• _Request_
Pick out all lines with the word "this" from the records that follow.

• _Data listing_

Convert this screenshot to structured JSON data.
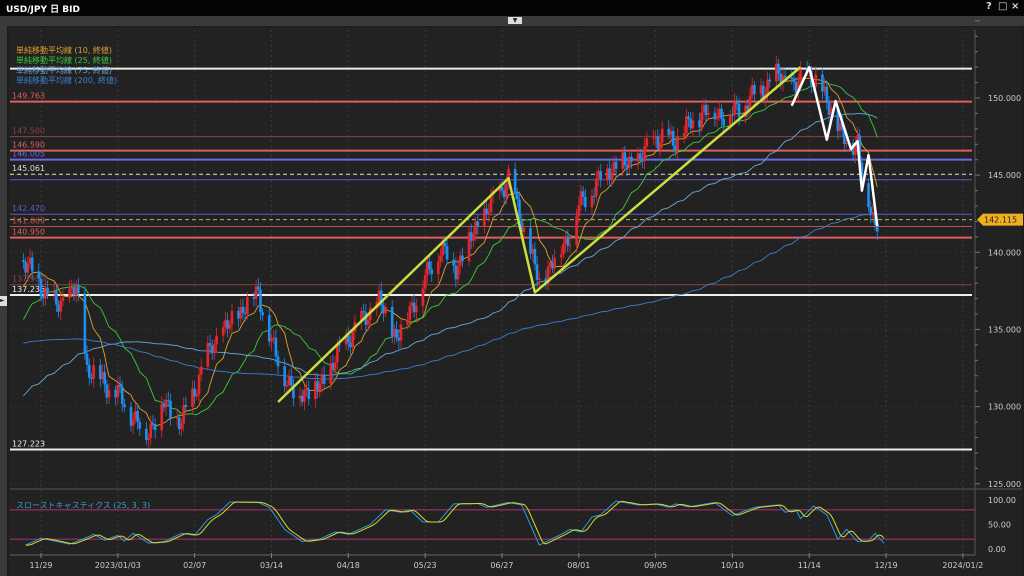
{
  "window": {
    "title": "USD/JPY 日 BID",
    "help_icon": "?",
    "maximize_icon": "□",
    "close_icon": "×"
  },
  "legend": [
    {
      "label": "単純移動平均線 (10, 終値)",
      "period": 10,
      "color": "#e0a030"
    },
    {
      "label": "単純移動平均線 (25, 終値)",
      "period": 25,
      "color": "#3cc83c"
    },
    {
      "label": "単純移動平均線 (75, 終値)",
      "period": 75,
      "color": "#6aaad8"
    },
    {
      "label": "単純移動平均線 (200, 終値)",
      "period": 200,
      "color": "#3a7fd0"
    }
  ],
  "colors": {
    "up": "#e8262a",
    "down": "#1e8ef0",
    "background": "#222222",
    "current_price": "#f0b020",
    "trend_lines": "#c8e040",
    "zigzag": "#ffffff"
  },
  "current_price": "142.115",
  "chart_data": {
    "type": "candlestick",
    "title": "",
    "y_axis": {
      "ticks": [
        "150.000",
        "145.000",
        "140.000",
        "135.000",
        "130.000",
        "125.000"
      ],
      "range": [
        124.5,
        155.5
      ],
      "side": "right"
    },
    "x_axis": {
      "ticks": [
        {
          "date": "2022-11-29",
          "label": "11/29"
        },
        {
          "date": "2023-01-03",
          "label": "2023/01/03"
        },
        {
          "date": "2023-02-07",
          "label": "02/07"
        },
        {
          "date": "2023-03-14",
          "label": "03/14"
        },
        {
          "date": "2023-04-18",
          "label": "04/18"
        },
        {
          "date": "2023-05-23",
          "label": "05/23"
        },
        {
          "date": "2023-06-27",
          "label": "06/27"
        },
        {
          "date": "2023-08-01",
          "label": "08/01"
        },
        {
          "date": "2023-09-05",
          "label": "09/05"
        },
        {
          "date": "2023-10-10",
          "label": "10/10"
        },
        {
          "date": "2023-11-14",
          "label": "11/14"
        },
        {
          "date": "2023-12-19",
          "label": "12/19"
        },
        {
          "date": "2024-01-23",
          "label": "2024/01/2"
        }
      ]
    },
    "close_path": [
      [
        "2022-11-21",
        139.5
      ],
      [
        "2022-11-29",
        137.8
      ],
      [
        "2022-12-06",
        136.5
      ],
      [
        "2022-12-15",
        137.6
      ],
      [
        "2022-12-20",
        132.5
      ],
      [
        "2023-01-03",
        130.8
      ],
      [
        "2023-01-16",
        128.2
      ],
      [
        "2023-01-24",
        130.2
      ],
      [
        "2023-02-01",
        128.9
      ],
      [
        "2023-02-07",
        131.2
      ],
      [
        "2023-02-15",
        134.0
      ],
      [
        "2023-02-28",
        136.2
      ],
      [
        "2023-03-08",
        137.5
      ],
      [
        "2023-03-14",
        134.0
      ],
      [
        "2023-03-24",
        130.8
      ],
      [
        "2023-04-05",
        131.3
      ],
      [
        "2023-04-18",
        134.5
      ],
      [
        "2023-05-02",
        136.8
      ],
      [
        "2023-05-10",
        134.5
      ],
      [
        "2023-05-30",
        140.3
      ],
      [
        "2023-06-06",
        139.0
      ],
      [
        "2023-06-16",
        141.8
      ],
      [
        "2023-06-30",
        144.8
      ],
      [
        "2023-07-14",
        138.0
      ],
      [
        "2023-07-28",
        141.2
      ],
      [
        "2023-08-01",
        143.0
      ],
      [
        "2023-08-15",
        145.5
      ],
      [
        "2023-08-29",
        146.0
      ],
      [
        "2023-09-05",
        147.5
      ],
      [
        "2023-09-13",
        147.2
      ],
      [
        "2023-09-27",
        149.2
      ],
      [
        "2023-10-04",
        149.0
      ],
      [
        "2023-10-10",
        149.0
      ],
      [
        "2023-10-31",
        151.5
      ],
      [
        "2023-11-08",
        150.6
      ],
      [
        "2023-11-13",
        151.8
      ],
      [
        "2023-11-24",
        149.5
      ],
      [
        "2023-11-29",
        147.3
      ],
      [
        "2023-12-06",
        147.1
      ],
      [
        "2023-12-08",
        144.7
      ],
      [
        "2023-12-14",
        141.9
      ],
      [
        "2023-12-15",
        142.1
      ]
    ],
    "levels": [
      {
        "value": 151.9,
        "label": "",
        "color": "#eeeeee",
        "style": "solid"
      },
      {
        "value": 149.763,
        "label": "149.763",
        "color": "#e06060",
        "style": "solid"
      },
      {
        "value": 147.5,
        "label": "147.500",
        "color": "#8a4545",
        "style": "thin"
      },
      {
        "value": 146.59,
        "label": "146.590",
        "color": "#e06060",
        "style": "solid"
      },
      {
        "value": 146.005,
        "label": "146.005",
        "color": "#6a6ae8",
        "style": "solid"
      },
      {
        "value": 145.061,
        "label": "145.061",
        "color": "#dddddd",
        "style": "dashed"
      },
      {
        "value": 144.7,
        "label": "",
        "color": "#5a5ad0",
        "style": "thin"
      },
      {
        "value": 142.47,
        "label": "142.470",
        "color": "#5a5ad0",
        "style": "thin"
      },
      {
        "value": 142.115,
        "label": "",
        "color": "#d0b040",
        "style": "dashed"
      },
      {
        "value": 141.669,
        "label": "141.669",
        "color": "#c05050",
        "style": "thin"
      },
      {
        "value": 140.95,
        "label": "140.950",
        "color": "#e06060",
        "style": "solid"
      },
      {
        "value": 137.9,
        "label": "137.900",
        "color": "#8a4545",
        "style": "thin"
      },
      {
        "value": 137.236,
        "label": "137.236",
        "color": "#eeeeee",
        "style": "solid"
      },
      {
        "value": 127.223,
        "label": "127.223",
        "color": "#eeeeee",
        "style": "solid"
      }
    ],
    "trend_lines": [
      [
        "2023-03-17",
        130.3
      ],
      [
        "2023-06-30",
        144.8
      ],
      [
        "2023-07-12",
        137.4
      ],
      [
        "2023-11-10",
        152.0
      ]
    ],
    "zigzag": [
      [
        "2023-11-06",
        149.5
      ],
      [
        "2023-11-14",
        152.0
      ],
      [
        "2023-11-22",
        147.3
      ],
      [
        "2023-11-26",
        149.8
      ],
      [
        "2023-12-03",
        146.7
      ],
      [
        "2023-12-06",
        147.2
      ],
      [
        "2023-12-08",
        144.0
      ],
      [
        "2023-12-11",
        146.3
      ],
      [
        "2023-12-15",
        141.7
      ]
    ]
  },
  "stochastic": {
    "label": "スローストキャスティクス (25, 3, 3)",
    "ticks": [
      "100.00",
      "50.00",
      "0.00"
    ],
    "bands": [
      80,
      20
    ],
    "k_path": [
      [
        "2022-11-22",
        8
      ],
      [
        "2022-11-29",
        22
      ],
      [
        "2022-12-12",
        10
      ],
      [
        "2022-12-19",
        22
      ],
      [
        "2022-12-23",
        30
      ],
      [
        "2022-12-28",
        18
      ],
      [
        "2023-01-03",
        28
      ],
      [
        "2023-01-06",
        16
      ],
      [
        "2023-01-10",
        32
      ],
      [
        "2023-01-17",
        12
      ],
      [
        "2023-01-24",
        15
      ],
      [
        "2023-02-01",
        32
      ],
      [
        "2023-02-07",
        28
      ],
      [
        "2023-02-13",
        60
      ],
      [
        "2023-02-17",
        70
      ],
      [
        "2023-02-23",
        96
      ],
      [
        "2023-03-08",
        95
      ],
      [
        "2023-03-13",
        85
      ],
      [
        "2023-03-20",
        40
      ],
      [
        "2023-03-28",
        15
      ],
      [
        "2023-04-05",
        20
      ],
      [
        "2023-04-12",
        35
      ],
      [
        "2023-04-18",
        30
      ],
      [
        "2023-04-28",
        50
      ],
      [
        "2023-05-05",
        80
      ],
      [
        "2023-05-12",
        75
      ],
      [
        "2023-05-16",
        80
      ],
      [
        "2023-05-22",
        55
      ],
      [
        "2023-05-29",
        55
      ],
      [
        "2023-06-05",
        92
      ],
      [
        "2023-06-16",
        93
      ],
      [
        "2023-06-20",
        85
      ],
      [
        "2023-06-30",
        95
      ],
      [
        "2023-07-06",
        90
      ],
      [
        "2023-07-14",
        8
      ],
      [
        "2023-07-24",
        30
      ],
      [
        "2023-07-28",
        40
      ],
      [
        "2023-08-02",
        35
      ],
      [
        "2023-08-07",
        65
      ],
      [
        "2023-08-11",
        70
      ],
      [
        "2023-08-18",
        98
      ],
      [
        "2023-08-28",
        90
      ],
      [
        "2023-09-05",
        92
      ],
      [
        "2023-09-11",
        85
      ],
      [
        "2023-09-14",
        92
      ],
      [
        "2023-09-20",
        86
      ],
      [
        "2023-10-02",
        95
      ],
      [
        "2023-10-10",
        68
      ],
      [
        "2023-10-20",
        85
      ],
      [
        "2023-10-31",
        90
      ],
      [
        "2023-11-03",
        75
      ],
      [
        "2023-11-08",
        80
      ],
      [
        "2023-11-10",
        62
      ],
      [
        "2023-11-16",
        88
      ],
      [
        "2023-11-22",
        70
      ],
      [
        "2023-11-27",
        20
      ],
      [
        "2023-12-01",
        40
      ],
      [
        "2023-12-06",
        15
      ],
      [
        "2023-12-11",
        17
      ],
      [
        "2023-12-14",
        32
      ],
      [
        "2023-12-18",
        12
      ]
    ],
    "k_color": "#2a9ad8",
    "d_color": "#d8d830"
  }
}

* * *

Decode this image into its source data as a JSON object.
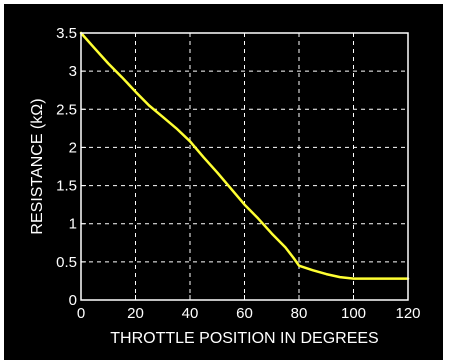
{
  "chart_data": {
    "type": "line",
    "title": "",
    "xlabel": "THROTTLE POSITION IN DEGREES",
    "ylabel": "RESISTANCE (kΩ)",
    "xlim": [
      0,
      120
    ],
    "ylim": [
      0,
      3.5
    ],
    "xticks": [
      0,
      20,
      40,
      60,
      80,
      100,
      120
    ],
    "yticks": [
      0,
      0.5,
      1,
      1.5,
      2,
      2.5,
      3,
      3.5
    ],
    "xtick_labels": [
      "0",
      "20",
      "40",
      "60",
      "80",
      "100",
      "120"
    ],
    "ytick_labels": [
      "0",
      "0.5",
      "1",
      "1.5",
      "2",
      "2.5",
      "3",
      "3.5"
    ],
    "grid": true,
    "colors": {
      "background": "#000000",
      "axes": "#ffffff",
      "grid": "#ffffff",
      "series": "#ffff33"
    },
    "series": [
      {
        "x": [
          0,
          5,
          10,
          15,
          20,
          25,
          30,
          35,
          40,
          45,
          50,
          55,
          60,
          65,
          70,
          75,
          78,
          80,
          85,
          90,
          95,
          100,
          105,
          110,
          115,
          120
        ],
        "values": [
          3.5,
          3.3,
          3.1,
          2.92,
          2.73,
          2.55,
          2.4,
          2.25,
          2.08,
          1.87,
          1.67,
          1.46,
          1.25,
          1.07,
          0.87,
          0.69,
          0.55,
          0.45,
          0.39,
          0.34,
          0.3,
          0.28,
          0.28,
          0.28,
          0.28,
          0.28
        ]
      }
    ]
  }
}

• _Task response_
Convert this screenshot to structured JSON data.
Decode this image into its source data as a JSON object.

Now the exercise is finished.